» **WORK INSTRUCTIONS**
How many lines of the records below contain the word "Dung"? Answer with the number alone.

# DATASET EXCERPTS start

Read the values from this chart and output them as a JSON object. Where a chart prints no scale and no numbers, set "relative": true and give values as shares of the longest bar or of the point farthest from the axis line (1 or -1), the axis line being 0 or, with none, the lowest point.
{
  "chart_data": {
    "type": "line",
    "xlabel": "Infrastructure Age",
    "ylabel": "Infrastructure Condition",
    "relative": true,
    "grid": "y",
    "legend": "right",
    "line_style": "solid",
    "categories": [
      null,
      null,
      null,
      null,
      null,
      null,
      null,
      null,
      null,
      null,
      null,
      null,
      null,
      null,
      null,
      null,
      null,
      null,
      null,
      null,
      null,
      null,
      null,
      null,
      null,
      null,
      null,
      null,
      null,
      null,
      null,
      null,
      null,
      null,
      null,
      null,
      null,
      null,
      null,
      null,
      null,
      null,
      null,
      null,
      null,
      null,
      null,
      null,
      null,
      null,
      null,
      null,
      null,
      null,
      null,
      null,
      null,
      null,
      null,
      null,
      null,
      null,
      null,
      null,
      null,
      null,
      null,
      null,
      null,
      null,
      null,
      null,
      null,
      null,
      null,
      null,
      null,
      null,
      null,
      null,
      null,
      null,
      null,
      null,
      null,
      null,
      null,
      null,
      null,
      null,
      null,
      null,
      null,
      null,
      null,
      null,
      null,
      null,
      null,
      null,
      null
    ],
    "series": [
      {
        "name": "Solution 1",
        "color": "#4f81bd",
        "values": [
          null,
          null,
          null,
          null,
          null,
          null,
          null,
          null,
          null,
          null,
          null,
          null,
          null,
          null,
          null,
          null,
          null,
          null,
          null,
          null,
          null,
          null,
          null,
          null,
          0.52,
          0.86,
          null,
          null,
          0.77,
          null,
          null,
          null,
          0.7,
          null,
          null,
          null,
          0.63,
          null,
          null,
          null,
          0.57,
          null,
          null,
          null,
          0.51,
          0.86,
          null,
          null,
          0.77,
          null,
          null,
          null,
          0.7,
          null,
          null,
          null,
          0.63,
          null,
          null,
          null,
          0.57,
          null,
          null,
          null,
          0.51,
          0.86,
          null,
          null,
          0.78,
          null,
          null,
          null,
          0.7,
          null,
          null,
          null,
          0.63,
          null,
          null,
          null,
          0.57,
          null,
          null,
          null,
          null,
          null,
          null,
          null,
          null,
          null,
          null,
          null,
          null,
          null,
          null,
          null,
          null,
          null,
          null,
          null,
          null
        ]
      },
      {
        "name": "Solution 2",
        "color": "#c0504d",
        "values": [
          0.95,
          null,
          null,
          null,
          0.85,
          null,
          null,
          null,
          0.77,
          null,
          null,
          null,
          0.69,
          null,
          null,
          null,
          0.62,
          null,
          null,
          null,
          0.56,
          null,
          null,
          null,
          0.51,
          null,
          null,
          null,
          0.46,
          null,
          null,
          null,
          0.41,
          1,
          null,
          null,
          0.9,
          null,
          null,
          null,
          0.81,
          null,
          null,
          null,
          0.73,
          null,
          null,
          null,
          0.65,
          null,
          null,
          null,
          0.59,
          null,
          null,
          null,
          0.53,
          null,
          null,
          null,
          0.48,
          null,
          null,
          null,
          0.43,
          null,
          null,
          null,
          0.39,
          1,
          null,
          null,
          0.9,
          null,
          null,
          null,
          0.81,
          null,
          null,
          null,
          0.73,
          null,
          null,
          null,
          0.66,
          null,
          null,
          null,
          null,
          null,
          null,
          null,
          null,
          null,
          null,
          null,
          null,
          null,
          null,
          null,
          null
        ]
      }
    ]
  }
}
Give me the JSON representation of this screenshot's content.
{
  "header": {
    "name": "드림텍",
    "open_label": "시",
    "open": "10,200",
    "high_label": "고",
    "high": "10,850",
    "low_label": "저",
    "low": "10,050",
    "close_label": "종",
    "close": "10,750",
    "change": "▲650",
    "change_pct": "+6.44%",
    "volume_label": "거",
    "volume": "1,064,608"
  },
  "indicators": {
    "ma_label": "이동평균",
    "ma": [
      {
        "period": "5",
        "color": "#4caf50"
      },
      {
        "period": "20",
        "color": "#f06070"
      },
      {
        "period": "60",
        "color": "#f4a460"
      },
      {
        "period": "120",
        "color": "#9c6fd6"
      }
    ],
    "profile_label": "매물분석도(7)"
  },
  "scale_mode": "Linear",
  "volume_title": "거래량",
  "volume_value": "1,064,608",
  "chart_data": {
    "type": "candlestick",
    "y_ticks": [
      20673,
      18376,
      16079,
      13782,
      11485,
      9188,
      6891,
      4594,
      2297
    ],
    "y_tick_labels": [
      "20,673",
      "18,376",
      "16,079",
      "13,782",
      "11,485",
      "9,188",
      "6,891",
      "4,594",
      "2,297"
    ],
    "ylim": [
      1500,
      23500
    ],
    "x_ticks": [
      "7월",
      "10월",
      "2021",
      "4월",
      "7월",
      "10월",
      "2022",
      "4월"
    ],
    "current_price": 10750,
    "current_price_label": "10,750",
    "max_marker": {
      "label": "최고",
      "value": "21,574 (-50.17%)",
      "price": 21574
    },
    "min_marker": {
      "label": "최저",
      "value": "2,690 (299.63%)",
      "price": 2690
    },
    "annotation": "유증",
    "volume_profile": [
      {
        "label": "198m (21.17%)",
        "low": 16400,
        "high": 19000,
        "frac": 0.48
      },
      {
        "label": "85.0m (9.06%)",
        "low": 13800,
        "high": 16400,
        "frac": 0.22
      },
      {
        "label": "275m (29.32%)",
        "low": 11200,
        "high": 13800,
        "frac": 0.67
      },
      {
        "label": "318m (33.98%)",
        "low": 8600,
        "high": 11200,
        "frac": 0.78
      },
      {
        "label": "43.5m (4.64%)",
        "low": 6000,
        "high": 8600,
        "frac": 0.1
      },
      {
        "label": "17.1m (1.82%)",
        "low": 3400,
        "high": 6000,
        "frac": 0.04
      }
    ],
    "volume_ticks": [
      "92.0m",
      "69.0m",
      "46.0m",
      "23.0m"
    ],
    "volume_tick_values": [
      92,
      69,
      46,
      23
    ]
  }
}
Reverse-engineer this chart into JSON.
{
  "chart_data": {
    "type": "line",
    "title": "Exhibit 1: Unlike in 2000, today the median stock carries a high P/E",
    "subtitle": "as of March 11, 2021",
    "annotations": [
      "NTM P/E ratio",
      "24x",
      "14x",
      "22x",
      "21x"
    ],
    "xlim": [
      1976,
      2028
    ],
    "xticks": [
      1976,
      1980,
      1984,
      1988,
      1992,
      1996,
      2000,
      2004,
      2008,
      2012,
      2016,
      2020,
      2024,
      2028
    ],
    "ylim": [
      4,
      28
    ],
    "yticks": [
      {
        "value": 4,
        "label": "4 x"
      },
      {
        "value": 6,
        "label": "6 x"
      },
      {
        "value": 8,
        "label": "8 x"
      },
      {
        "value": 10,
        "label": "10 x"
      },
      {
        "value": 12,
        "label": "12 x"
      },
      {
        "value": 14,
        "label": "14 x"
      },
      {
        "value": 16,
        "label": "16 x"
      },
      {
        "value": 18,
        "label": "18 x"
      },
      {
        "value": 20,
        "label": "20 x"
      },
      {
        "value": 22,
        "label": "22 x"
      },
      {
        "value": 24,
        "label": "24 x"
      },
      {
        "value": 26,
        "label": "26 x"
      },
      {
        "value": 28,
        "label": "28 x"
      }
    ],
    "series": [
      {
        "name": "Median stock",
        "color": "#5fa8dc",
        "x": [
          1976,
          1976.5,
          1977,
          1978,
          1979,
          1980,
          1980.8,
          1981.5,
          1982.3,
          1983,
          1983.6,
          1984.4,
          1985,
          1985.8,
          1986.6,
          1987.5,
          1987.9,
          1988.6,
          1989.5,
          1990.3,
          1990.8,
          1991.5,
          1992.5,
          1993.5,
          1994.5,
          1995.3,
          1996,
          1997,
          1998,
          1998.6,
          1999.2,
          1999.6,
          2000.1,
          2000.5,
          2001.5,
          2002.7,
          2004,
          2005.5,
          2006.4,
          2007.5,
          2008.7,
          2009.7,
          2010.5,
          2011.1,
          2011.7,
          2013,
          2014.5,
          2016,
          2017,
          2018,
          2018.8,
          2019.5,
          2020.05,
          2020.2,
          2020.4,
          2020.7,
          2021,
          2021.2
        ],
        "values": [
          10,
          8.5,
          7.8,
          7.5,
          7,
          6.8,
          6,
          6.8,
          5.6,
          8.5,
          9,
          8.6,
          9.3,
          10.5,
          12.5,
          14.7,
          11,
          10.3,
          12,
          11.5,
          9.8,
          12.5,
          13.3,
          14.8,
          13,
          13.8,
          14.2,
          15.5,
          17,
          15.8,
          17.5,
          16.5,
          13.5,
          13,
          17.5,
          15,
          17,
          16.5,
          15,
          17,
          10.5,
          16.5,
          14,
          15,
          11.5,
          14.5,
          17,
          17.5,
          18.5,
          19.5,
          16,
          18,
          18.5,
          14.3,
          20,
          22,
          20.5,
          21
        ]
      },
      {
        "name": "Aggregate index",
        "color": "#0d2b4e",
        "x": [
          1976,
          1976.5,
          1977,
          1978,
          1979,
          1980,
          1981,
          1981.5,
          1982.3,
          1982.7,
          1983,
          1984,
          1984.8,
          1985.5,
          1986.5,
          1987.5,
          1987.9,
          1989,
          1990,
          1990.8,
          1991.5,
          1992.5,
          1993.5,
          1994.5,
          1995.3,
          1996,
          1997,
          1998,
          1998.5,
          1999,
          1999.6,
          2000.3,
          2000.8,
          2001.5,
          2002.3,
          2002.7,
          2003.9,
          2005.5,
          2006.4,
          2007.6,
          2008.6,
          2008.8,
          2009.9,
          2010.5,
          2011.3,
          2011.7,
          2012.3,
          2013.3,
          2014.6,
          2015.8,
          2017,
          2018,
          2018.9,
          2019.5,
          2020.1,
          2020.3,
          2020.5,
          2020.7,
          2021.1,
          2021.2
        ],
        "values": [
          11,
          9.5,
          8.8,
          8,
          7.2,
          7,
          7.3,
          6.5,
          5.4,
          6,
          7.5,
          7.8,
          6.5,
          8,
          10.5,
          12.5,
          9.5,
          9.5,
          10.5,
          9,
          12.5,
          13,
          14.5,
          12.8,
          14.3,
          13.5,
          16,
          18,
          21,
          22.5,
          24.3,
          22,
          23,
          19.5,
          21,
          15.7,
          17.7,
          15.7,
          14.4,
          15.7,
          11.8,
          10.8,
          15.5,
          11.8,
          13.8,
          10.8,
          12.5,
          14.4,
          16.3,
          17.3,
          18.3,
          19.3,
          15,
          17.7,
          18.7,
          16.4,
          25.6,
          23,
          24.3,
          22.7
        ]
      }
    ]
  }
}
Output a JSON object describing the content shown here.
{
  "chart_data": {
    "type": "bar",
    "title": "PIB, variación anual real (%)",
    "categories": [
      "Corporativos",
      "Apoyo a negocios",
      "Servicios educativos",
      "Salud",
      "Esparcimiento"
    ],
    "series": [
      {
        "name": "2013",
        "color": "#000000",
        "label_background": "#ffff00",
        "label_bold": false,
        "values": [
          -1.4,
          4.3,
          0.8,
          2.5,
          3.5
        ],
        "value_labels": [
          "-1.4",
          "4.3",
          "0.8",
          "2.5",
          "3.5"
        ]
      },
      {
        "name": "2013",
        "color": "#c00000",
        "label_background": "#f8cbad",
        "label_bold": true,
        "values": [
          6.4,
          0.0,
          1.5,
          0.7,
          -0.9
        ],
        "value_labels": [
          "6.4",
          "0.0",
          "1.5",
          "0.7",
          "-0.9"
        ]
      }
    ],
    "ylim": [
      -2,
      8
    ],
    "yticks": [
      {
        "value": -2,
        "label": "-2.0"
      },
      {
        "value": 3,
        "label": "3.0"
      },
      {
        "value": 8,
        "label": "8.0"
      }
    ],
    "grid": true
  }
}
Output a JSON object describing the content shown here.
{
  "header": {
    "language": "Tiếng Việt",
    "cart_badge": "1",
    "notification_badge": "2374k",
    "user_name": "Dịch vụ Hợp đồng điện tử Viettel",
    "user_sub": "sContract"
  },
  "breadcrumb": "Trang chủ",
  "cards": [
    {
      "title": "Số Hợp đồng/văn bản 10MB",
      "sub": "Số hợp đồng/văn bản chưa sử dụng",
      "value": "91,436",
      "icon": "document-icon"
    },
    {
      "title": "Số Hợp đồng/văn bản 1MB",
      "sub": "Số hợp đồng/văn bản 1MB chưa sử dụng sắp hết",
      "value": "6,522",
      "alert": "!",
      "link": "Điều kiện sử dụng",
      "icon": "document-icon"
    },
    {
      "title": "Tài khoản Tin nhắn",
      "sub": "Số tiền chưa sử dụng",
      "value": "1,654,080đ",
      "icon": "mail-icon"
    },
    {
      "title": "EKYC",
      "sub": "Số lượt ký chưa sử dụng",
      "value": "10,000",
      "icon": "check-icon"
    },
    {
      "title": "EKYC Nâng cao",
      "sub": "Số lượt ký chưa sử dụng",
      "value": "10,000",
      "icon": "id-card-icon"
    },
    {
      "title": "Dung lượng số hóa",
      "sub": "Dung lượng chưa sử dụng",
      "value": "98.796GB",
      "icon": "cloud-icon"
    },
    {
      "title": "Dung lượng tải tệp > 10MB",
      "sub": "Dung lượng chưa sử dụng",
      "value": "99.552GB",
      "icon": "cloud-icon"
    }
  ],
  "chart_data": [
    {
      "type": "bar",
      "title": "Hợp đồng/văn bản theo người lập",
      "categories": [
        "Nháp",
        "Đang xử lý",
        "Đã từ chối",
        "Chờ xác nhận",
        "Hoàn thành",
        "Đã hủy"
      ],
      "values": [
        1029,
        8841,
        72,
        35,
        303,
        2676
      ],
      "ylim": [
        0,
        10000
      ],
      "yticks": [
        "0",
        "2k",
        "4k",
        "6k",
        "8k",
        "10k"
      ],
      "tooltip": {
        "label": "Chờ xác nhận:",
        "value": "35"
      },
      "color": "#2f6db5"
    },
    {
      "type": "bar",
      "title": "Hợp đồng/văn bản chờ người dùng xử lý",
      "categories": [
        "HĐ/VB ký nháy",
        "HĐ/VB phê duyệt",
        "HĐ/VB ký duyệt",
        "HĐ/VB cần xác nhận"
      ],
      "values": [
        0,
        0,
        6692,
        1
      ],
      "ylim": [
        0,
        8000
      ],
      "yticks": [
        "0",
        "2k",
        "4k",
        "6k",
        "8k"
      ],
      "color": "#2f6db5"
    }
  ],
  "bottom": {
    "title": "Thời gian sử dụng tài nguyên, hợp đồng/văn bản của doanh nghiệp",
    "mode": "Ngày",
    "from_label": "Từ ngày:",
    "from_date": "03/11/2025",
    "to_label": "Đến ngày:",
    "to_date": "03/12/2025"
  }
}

# DATASET EXCERPTS end

» **FINISHED EXERCISE**
4